_Problem to work on_: Nothing in the data should change when you return it, but leave the pictures out.

────────────────────────────────────────

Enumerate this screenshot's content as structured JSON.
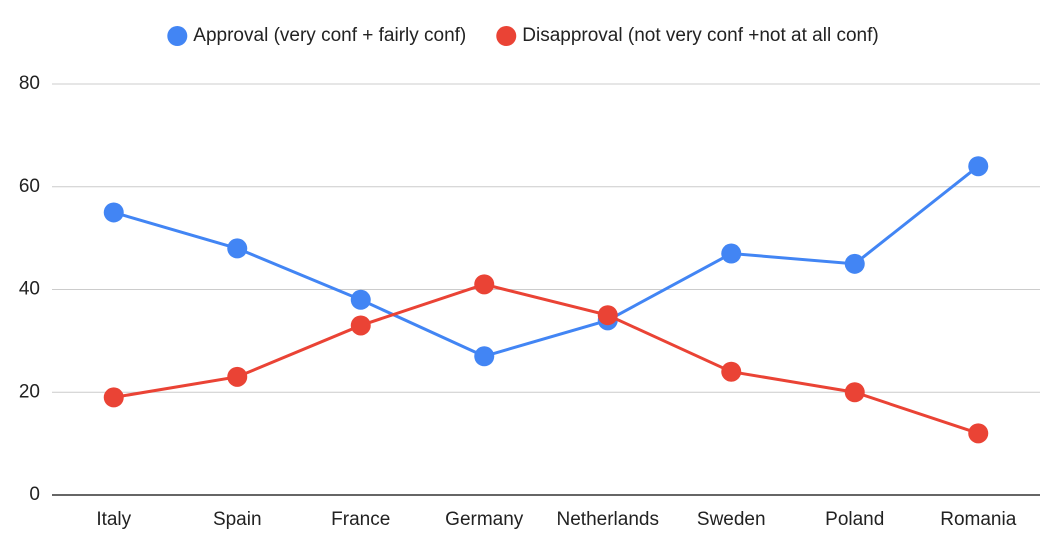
{
  "chart_data": {
    "type": "line",
    "categories": [
      "Italy",
      "Spain",
      "France",
      "Germany",
      "Netherlands",
      "Sweden",
      "Poland",
      "Romania"
    ],
    "series": [
      {
        "name": "Approval (very conf + fairly conf)",
        "color": "#4285f4",
        "values": [
          55,
          48,
          38,
          27,
          34,
          47,
          45,
          64
        ]
      },
      {
        "name": "Disapproval (not very conf +not at all conf)",
        "color": "#ea4335",
        "values": [
          19,
          23,
          33,
          41,
          35,
          24,
          20,
          12
        ]
      }
    ],
    "ylim": [
      0,
      80
    ],
    "yticks": [
      0,
      20,
      40,
      60,
      80
    ],
    "grid": true,
    "legend": "top"
  }
}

────────────────────────────────────────

_Expected output_:
Enumerate this screenshot's content as structured JSON.
{
  "chart_data": {
    "type": "line",
    "categories": [
      "Italy",
      "Spain",
      "France",
      "Germany",
      "Netherlands",
      "Sweden",
      "Poland",
      "Romania"
    ],
    "series": [
      {
        "name": "Approval (very conf + fairly conf)",
        "color": "#4285f4",
        "values": [
          55,
          48,
          38,
          27,
          34,
          47,
          45,
          64
        ]
      },
      {
        "name": "Disapproval (not very conf +not at all conf)",
        "color": "#ea4335",
        "values": [
          19,
          23,
          33,
          41,
          35,
          24,
          20,
          12
        ]
      }
    ],
    "ylim": [
      0,
      80
    ],
    "yticks": [
      0,
      20,
      40,
      60,
      80
    ],
    "grid": true,
    "legend": "top"
  }
}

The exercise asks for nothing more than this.